**WHAT THIS TASK INVOLVES**
Please give back each entry below unaltered, leaving the pictures out.

**SUPPLIED ENTRIES**

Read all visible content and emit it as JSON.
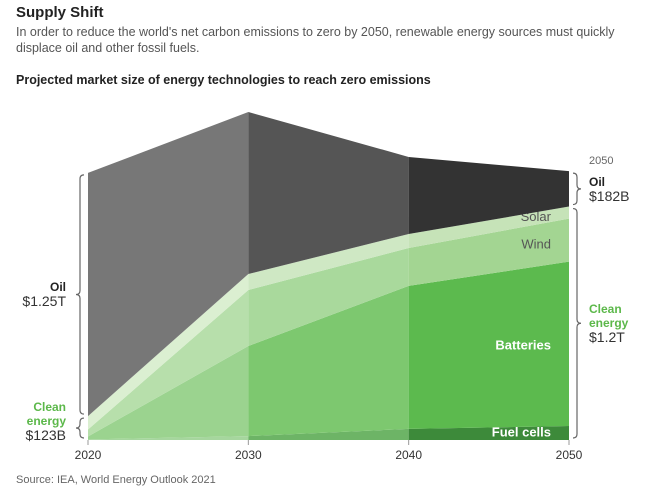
{
  "title": "Supply Shift",
  "subtitle": "In order to reduce the world's net carbon emissions to zero by 2050, renewable energy sources must quickly displace oil and other fossil fuels.",
  "source": "Source: IEA, World Energy Outlook 2021",
  "chart_data": {
    "type": "stacked-area",
    "title": "Projected market size of energy technologies to reach zero emissions",
    "x": [
      2020,
      2030,
      2040,
      2050
    ],
    "xlim": [
      2020,
      2050
    ],
    "xticks": [
      2020,
      2030,
      2040,
      2050
    ],
    "end_label": "2050",
    "series": [
      {
        "name": "Fuel cells",
        "colors": [
          "#a6d69e",
          "#6db466",
          "#3d8a3a"
        ],
        "label_color": "#ffffff",
        "values": [
          3,
          20,
          57,
          72
        ]
      },
      {
        "name": "Batteries",
        "colors": [
          "#9bd38f",
          "#7dc86f",
          "#5cba4e"
        ],
        "label_color": "#ffffff",
        "values": [
          15,
          463,
          735,
          845
        ]
      },
      {
        "name": "Wind",
        "colors": [
          "#b7dfab",
          "#a9d99c",
          "#a3d592"
        ],
        "label_color": "#555555",
        "values": [
          36,
          288,
          195,
          221
        ]
      },
      {
        "name": "Solar",
        "colors": [
          "#dbefd1",
          "#cfe8c4",
          "#c6e3b8"
        ],
        "label_color": "#555555",
        "values": [
          69,
          82,
          72,
          62
        ]
      },
      {
        "name": "Oil",
        "colors": [
          "#777777",
          "#555555",
          "#333333"
        ],
        "values": [
          1250,
          833,
          396,
          182
        ]
      }
    ],
    "annotations": [
      {
        "name": "Clean energy",
        "color": "#5cb84a",
        "label": "$123B",
        "value": 123,
        "side": "left"
      },
      {
        "label": "$1.25T",
        "value": 1250,
        "side": "left"
      },
      {
        "name": "Clean energy",
        "color": "#5cb84a",
        "label": "$1.2T",
        "value": 1200,
        "side": "right"
      },
      {
        "label": "$182B",
        "value": 182,
        "side": "right"
      }
    ]
  }
}
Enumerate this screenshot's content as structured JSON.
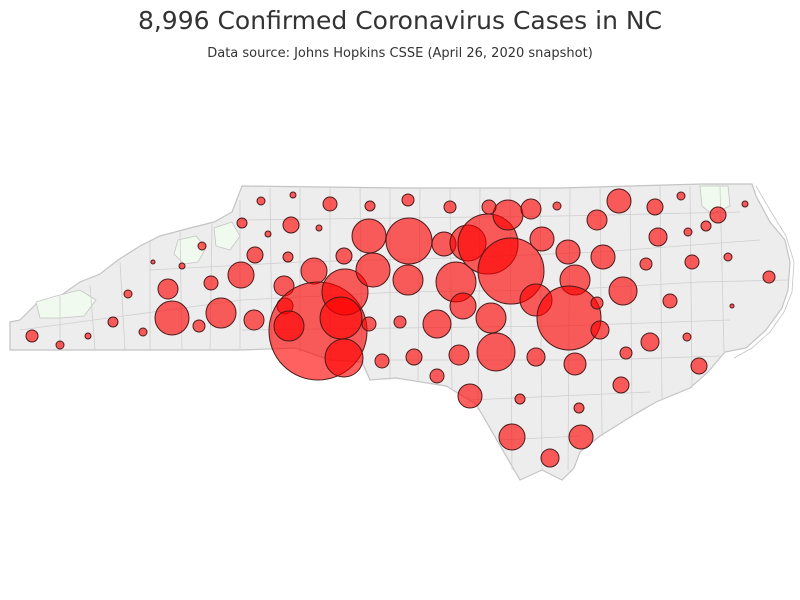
{
  "map": {
    "title": "8,996 Confirmed Coronavirus Cases in NC",
    "subtitle": "Data source: Johns Hopkins CSSE (April 26, 2020 snapshot)",
    "state": "North Carolina",
    "colors": {
      "background": "#ffffff",
      "land": "#ededed",
      "county_border": "#c4c4c4",
      "bubble_fill": "#ff0000",
      "bubble_opacity": 0.62,
      "bubble_stroke": "#4a1a1a",
      "low_case_tint": "#f1faef"
    }
  }
}
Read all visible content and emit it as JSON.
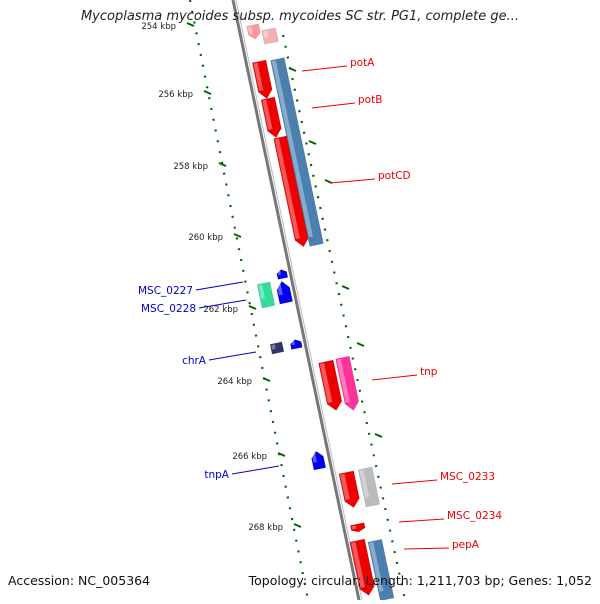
{
  "title": "Mycoplasma mycoides subsp. mycoides SC str. PG1, complete ge...",
  "footer": {
    "accession": "Accession: NC_005364",
    "summary": "Topology: circular; Length: 1,211,703 bp; Genes: 1,052"
  },
  "ruler_ticks": [
    "254 kbp",
    "256 kbp",
    "258 kbp",
    "260 kbp",
    "262 kbp",
    "264 kbp",
    "266 kbp",
    "268 kbp"
  ],
  "labels": [
    {
      "text": "potA",
      "side": "right",
      "color": "#ee0000"
    },
    {
      "text": "potB",
      "side": "right",
      "color": "#ee0000"
    },
    {
      "text": "potCD",
      "side": "right",
      "color": "#ee0000"
    },
    {
      "text": "MSC_0227",
      "side": "left",
      "color": "#0000cc"
    },
    {
      "text": "MSC_0228",
      "side": "left",
      "color": "#0000cc"
    },
    {
      "text": "chrA",
      "side": "left",
      "color": "#0000cc"
    },
    {
      "text": "tnp",
      "side": "right",
      "color": "#ee0000"
    },
    {
      "text": "tnpA",
      "side": "left",
      "color": "#0000cc"
    },
    {
      "text": "MSC_0233",
      "side": "right",
      "color": "#ee0000"
    },
    {
      "text": "MSC_0234",
      "side": "right",
      "color": "#ee0000"
    },
    {
      "text": "pepA",
      "side": "right",
      "color": "#ee0000"
    }
  ],
  "colors": {
    "forward": "#ee0000",
    "reverse": "#0000ee",
    "ruler": "#006600",
    "backbone": "#888888",
    "cds_blue": "#4a7fb0",
    "cds_green": "#33dd99",
    "cds_pink": "#ff3399",
    "cds_gray": "#bbbbbb",
    "cds_purple": "#33336b"
  }
}
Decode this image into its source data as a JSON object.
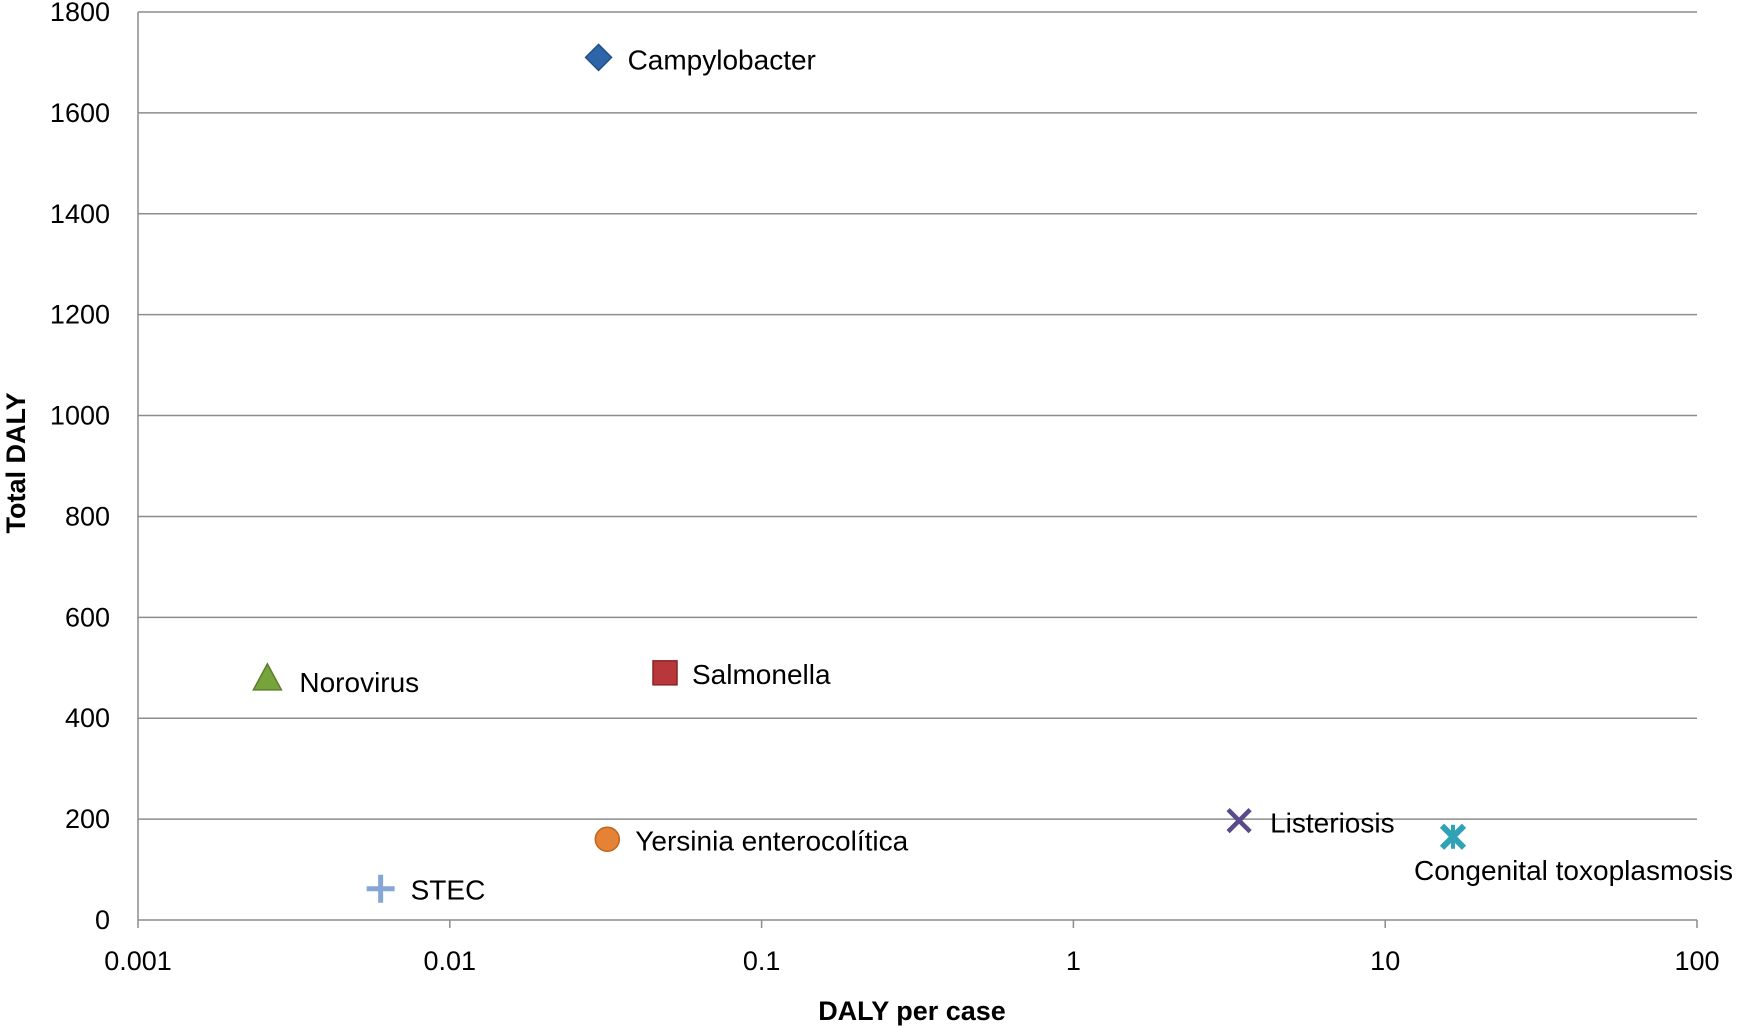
{
  "chart_data": {
    "type": "scatter",
    "title": "",
    "xlabel": "DALY per case",
    "ylabel": "Total DALY",
    "x_scale": "log",
    "xlim": [
      0.001,
      100
    ],
    "ylim": [
      0,
      1800
    ],
    "x_ticks": [
      "0.001",
      "0.01",
      "0.1",
      "1",
      "10",
      "100"
    ],
    "y_ticks": [
      "0",
      "200",
      "400",
      "600",
      "800",
      "1000",
      "1200",
      "1400",
      "1600",
      "1800"
    ],
    "grid": {
      "horizontal": true,
      "vertical": false
    },
    "legend": "none",
    "points": [
      {
        "label": "Campylobacter",
        "x": 0.03,
        "y": 1710,
        "marker": "diamond",
        "color": "#2e64a8"
      },
      {
        "label": "Norovirus",
        "x": 0.0026,
        "y": 480,
        "marker": "triangle",
        "color": "#77a33c"
      },
      {
        "label": "Salmonella",
        "x": 0.049,
        "y": 490,
        "marker": "square",
        "color": "#b8373a"
      },
      {
        "label": "Yersinia enterocolítica",
        "x": 0.032,
        "y": 160,
        "marker": "circle",
        "color": "#e58236"
      },
      {
        "label": "STEC",
        "x": 0.006,
        "y": 62,
        "marker": "plus",
        "color": "#86a6d8"
      },
      {
        "label": "Listeriosis",
        "x": 3.4,
        "y": 197,
        "marker": "x",
        "color": "#5a4a8a"
      },
      {
        "label": "Congenital toxoplasmosis",
        "x": 16.5,
        "y": 165,
        "marker": "star",
        "color": "#2fa3b5"
      }
    ]
  }
}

**TASK SOLUTION**
Read all visible content and emit it as JSON.
{
  "title": "Supply Shift",
  "subtitle": "In order to reduce the world's net carbon emissions to zero by 2050, renewable energy sources must quickly displace oil and other fossil fuels.",
  "source": "Source: IEA, World Energy Outlook 2021",
  "chart_data": {
    "type": "stacked-area",
    "title": "Projected market size of energy technologies to reach zero emissions",
    "x": [
      2020,
      2030,
      2040,
      2050
    ],
    "xlim": [
      2020,
      2050
    ],
    "xticks": [
      2020,
      2030,
      2040,
      2050
    ],
    "end_label": "2050",
    "series": [
      {
        "name": "Fuel cells",
        "colors": [
          "#a6d69e",
          "#6db466",
          "#3d8a3a"
        ],
        "label_color": "#ffffff",
        "values": [
          3,
          20,
          57,
          72
        ]
      },
      {
        "name": "Batteries",
        "colors": [
          "#9bd38f",
          "#7dc86f",
          "#5cba4e"
        ],
        "label_color": "#ffffff",
        "values": [
          15,
          463,
          735,
          845
        ]
      },
      {
        "name": "Wind",
        "colors": [
          "#b7dfab",
          "#a9d99c",
          "#a3d592"
        ],
        "label_color": "#555555",
        "values": [
          36,
          288,
          195,
          221
        ]
      },
      {
        "name": "Solar",
        "colors": [
          "#dbefd1",
          "#cfe8c4",
          "#c6e3b8"
        ],
        "label_color": "#555555",
        "values": [
          69,
          82,
          72,
          62
        ]
      },
      {
        "name": "Oil",
        "colors": [
          "#777777",
          "#555555",
          "#333333"
        ],
        "values": [
          1250,
          833,
          396,
          182
        ]
      }
    ],
    "annotations": [
      {
        "name": "Clean energy",
        "color": "#5cb84a",
        "label": "$123B",
        "value": 123,
        "side": "left"
      },
      {
        "label": "$1.25T",
        "value": 1250,
        "side": "left"
      },
      {
        "name": "Clean energy",
        "color": "#5cb84a",
        "label": "$1.2T",
        "value": 1200,
        "side": "right"
      },
      {
        "label": "$182B",
        "value": 182,
        "side": "right"
      }
    ]
  }
}
Enumerate this screenshot's content as structured JSON.
{
  "map": {
    "title": "8,996 Confirmed Coronavirus Cases in NC",
    "subtitle": "Data source: Johns Hopkins CSSE (April 26, 2020 snapshot)",
    "state": "North Carolina",
    "colors": {
      "background": "#ffffff",
      "land": "#ededed",
      "county_border": "#c4c4c4",
      "bubble_fill": "#ff0000",
      "bubble_opacity": 0.62,
      "bubble_stroke": "#4a1a1a",
      "low_case_tint": "#f1faef"
    }
  }
}
Read all visible content and emit it as JSON.
{
  "title": "Mycoplasma mycoides subsp. mycoides SC str. PG1, complete ge...",
  "footer": {
    "accession": "Accession: NC_005364",
    "summary": "Topology: circular; Length: 1,211,703 bp; Genes: 1,052"
  },
  "ruler_ticks": [
    "254 kbp",
    "256 kbp",
    "258 kbp",
    "260 kbp",
    "262 kbp",
    "264 kbp",
    "266 kbp",
    "268 kbp"
  ],
  "labels": [
    {
      "text": "potA",
      "side": "right",
      "color": "#ee0000"
    },
    {
      "text": "potB",
      "side": "right",
      "color": "#ee0000"
    },
    {
      "text": "potCD",
      "side": "right",
      "color": "#ee0000"
    },
    {
      "text": "MSC_0227",
      "side": "left",
      "color": "#0000cc"
    },
    {
      "text": "MSC_0228",
      "side": "left",
      "color": "#0000cc"
    },
    {
      "text": "chrA",
      "side": "left",
      "color": "#0000cc"
    },
    {
      "text": "tnp",
      "side": "right",
      "color": "#ee0000"
    },
    {
      "text": "tnpA",
      "side": "left",
      "color": "#0000cc"
    },
    {
      "text": "MSC_0233",
      "side": "right",
      "color": "#ee0000"
    },
    {
      "text": "MSC_0234",
      "side": "right",
      "color": "#ee0000"
    },
    {
      "text": "pepA",
      "side": "right",
      "color": "#ee0000"
    }
  ],
  "colors": {
    "forward": "#ee0000",
    "reverse": "#0000ee",
    "ruler": "#006600",
    "backbone": "#888888",
    "cds_blue": "#4a7fb0",
    "cds_green": "#33dd99",
    "cds_pink": "#ff3399",
    "cds_gray": "#bbbbbb",
    "cds_purple": "#33336b"
  }
}
Decode this image into its source data as a JSON object.
{
  "chart_data": {
    "type": "scatter",
    "title": "",
    "xlabel": "DALY per case",
    "ylabel": "Total DALY",
    "x_scale": "log",
    "xlim": [
      0.001,
      100
    ],
    "ylim": [
      0,
      1800
    ],
    "x_ticks": [
      "0.001",
      "0.01",
      "0.1",
      "1",
      "10",
      "100"
    ],
    "y_ticks": [
      "0",
      "200",
      "400",
      "600",
      "800",
      "1000",
      "1200",
      "1400",
      "1600",
      "1800"
    ],
    "grid": {
      "horizontal": true,
      "vertical": false
    },
    "legend": "none",
    "points": [
      {
        "label": "Campylobacter",
        "x": 0.03,
        "y": 1710,
        "marker": "diamond",
        "color": "#2e64a8"
      },
      {
        "label": "Norovirus",
        "x": 0.0026,
        "y": 480,
        "marker": "triangle",
        "color": "#77a33c"
      },
      {
        "label": "Salmonella",
        "x": 0.049,
        "y": 490,
        "marker": "square",
        "color": "#b8373a"
      },
      {
        "label": "Yersinia enterocolítica",
        "x": 0.032,
        "y": 160,
        "marker": "circle",
        "color": "#e58236"
      },
      {
        "label": "STEC",
        "x": 0.006,
        "y": 62,
        "marker": "plus",
        "color": "#86a6d8"
      },
      {
        "label": "Listeriosis",
        "x": 3.4,
        "y": 197,
        "marker": "x",
        "color": "#5a4a8a"
      },
      {
        "label": "Congenital toxoplasmosis",
        "x": 16.5,
        "y": 165,
        "marker": "star",
        "color": "#2fa3b5"
      }
    ]
  }
}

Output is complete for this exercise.